# Given passage:

*** Block opens ***

Acostemmini are medium sized to very large yellow, greenish, reddish-brown, brown, or greyish leafhoppers. They can be identified by the single carina on the anterior margin of the head, distinct epistomal suture, forewing with a straight commissural margin (apices not overlapping) and without appendix, pygofer setae reduced or absent, valve fused to pygofer or lateral margin long and articulated with pygofer, style linear-shaped, and subgenital plates sometimes fused to each other.

*** Block closes ***

# Requirement 1:
In the Acostemmini description, what shape is the style?
# Requirement 2:
Please continue the Acostemmini description from its last sentence.
The entries have nothing to do with the text above them.

# Given records:
*** Block opens ***

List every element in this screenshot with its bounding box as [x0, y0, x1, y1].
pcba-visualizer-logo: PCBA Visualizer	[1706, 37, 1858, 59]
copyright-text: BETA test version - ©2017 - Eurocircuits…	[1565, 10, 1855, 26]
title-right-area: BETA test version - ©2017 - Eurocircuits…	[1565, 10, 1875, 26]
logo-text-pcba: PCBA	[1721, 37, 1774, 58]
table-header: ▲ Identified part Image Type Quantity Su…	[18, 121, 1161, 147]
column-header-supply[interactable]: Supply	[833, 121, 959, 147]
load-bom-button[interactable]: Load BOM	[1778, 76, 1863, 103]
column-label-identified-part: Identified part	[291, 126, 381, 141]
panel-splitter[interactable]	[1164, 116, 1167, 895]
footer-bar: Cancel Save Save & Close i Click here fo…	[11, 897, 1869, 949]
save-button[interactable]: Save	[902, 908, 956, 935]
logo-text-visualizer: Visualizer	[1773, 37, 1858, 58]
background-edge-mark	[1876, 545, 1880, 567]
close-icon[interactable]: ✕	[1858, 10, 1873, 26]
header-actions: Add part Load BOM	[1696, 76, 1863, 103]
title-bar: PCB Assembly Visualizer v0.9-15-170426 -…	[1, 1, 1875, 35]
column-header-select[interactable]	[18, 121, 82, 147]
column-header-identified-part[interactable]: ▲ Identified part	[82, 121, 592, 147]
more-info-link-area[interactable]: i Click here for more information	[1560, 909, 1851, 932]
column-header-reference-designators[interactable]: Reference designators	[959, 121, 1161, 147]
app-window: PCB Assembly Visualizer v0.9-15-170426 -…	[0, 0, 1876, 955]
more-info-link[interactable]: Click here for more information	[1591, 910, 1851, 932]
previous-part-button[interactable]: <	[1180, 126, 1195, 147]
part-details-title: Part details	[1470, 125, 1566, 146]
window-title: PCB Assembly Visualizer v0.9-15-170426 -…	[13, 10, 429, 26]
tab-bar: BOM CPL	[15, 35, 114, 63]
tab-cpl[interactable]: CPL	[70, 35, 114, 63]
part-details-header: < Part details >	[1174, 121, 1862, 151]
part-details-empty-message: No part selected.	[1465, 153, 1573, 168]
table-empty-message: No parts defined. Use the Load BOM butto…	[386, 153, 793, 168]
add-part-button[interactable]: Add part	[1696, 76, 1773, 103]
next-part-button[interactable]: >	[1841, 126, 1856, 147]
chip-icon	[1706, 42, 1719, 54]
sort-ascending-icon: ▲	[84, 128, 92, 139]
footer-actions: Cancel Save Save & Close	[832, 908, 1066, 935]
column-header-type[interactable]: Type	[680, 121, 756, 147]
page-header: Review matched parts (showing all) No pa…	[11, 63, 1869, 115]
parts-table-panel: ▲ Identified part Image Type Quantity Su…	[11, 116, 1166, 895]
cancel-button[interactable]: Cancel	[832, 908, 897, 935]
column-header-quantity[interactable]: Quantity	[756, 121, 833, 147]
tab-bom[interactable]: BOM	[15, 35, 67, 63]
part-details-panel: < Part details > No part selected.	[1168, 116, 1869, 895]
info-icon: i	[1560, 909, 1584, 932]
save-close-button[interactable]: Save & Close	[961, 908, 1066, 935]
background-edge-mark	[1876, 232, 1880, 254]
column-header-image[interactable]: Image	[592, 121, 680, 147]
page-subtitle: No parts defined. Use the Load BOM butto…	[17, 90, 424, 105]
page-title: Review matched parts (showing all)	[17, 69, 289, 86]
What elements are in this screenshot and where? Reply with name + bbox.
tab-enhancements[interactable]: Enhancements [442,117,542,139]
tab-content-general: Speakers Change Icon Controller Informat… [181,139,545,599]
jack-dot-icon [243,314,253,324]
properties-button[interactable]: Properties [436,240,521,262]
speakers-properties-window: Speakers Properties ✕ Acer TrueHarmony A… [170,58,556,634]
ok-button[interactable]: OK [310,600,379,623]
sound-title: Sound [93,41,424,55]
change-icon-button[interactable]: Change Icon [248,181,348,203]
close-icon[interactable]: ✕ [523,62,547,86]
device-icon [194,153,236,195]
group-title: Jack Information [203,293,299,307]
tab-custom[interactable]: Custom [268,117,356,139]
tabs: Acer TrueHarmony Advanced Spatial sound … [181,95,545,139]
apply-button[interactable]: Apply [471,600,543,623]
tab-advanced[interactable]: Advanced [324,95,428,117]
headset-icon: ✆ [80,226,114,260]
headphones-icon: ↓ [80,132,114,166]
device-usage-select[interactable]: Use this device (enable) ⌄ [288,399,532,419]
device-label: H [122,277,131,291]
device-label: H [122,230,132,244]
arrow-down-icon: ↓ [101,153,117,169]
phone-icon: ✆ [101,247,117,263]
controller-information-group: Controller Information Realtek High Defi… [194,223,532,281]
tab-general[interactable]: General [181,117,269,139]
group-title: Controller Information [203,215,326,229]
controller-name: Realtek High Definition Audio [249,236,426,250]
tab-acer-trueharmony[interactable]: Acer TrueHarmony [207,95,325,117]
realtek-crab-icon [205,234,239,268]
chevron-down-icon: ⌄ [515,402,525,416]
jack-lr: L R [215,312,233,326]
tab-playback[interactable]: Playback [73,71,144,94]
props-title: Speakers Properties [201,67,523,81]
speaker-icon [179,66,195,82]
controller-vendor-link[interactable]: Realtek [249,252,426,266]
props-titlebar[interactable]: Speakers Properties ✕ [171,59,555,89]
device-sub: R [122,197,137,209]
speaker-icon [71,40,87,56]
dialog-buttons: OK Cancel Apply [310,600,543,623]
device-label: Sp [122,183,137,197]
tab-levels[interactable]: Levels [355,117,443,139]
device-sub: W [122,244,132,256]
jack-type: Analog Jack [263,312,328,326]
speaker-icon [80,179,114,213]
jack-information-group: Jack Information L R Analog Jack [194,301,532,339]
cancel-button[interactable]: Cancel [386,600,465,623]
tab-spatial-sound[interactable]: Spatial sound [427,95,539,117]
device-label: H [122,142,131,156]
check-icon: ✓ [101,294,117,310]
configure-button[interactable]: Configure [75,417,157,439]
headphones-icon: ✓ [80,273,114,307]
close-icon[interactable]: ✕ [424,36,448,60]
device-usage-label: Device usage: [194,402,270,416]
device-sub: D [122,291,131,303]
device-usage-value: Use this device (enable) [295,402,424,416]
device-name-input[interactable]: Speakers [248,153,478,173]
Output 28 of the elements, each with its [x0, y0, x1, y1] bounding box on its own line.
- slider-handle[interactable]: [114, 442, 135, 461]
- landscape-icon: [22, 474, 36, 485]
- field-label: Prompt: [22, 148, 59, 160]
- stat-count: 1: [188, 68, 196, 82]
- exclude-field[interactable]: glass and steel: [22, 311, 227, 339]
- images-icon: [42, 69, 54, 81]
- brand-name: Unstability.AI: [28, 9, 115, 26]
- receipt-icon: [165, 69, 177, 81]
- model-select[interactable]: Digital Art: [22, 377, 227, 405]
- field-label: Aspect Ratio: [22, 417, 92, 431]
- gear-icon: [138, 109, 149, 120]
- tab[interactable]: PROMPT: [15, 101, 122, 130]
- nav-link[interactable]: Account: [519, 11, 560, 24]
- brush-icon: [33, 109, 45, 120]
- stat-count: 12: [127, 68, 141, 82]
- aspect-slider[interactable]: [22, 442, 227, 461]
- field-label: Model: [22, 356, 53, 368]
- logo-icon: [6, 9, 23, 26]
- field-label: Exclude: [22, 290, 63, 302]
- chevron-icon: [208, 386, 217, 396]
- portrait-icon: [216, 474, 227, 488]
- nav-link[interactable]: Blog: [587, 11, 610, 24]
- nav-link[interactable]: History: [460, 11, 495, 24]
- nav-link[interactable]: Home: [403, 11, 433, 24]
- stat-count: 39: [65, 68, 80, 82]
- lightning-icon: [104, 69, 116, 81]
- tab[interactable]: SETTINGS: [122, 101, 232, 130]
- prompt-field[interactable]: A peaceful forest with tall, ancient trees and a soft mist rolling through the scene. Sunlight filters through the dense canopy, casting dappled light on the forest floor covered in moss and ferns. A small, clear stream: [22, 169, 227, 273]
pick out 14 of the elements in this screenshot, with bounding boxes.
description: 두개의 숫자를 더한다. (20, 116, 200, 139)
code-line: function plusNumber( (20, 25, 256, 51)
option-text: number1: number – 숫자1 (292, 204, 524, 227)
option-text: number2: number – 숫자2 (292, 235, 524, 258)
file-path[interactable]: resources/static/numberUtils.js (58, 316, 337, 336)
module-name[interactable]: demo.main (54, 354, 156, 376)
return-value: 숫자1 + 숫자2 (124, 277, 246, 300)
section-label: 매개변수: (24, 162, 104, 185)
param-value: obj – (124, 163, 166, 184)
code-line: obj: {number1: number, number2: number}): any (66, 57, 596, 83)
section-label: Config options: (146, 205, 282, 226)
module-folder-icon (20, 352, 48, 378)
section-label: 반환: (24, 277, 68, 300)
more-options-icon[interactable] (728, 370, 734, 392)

*** Block closes ***

# Response area 1:
The style is linear-shaped.

# Response area 2:
Description

HEAD. Head subequal to or wider than pronotum. Discal portion of crown glabrous with radial or longitudinal striae. Anterior margin of head with a single transverse carina. Frontoclypeus not tumid; texture mostly shagreen; epistomal suture distinct or evident by change in texture from glabrous, strigate, or irregular above suture to shagreen below. Clypellus widening apically; sometimes long and hourglassshaped. Clypellus apex following or slightly surpassing normal curve of gena. Lorum subequal to or wider than clypellus near base. Antennal bases near middle or posteroventral (lower) corners of eyes. Antennae short, less than 1.5 x width of head. Gena obtusely incised laterally; with fine erect seta beside laterofrontal suture. Antennal ledge weakly developed (carinate or weakly carinate). Ocelli present; close to eyes; on anterior margin of head.

THORAX. Pronotum lateral margin carinate; lateral margin shorter than basal width of eye.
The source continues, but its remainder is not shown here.